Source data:
>> BEGIN

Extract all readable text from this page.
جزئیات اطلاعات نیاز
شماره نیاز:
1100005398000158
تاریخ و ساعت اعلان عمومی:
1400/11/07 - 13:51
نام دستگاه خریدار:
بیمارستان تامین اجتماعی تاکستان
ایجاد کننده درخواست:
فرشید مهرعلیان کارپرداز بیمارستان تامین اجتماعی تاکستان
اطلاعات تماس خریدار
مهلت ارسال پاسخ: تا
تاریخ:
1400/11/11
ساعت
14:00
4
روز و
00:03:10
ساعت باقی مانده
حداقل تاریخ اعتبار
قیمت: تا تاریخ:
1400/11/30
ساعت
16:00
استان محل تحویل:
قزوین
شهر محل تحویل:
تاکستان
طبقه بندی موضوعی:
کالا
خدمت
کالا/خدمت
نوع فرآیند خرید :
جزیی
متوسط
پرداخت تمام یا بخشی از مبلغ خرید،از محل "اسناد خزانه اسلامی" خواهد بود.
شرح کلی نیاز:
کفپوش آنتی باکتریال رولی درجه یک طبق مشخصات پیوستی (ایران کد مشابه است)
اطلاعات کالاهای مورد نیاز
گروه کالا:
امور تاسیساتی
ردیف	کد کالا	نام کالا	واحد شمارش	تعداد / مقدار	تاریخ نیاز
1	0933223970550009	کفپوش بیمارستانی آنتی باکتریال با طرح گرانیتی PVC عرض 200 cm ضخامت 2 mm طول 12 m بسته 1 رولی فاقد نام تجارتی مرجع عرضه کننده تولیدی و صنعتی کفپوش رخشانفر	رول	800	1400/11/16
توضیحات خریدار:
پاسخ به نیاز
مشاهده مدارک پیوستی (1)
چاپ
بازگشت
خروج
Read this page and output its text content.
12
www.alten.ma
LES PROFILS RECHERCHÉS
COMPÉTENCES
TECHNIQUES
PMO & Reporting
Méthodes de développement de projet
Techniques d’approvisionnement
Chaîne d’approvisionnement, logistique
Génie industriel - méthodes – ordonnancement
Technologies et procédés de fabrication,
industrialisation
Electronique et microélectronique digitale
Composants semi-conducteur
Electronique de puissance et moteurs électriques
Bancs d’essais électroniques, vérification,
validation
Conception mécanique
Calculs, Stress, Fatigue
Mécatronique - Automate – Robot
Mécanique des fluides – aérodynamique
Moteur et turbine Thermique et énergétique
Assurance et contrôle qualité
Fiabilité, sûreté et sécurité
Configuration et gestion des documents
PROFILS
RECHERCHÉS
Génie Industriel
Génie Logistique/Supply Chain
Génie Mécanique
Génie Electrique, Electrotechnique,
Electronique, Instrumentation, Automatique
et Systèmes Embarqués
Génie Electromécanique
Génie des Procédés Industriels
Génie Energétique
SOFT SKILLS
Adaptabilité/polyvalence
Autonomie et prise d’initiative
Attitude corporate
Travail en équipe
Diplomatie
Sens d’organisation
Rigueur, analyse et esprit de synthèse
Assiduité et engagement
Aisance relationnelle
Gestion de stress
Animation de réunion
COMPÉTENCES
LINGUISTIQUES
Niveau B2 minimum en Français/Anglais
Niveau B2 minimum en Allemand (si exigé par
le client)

>> END

Written request: Each line that holds the string "رولی" counts once; give the total and nothing else.

Final result: 2